● **Given information**:
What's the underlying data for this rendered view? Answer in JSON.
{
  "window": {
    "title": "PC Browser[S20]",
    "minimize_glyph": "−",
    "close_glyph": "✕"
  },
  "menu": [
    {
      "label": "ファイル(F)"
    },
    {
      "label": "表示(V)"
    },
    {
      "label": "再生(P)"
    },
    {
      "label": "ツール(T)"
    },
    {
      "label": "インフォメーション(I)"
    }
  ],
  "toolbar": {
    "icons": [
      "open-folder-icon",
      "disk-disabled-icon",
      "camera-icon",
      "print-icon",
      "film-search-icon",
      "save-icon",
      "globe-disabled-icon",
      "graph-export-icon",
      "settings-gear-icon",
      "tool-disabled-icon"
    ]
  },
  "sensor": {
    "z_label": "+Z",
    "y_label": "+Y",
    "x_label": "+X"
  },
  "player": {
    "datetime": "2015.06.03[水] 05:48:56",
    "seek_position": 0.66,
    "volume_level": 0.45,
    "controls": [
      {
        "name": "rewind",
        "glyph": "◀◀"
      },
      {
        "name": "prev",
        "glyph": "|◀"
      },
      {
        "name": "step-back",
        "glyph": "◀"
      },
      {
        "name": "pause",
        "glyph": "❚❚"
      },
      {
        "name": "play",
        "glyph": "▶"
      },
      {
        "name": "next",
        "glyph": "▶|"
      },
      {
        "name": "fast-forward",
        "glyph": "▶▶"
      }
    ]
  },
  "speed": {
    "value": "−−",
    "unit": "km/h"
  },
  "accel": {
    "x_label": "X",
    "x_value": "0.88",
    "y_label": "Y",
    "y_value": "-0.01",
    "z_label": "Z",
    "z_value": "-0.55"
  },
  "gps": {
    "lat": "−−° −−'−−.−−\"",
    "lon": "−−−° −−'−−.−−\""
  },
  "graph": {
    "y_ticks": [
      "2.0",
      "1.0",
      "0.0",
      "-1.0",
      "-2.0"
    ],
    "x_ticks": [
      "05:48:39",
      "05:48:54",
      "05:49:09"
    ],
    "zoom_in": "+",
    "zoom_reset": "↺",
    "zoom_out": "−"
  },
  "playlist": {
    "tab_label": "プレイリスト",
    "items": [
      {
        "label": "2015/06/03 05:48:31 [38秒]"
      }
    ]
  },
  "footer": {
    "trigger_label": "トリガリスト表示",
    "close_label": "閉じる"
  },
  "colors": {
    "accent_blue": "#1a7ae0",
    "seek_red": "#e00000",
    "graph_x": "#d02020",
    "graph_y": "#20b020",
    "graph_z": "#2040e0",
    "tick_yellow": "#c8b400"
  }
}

● **Problem**:
Filter the entries above down to the lines containing the word "name".

● **Exercise response**:
        "name": "rewind",
        "name": "prev",
        "name": "step-back",
        "name": "pause",
        "name": "play",
        "name": "next",
        "name": "fast-forward",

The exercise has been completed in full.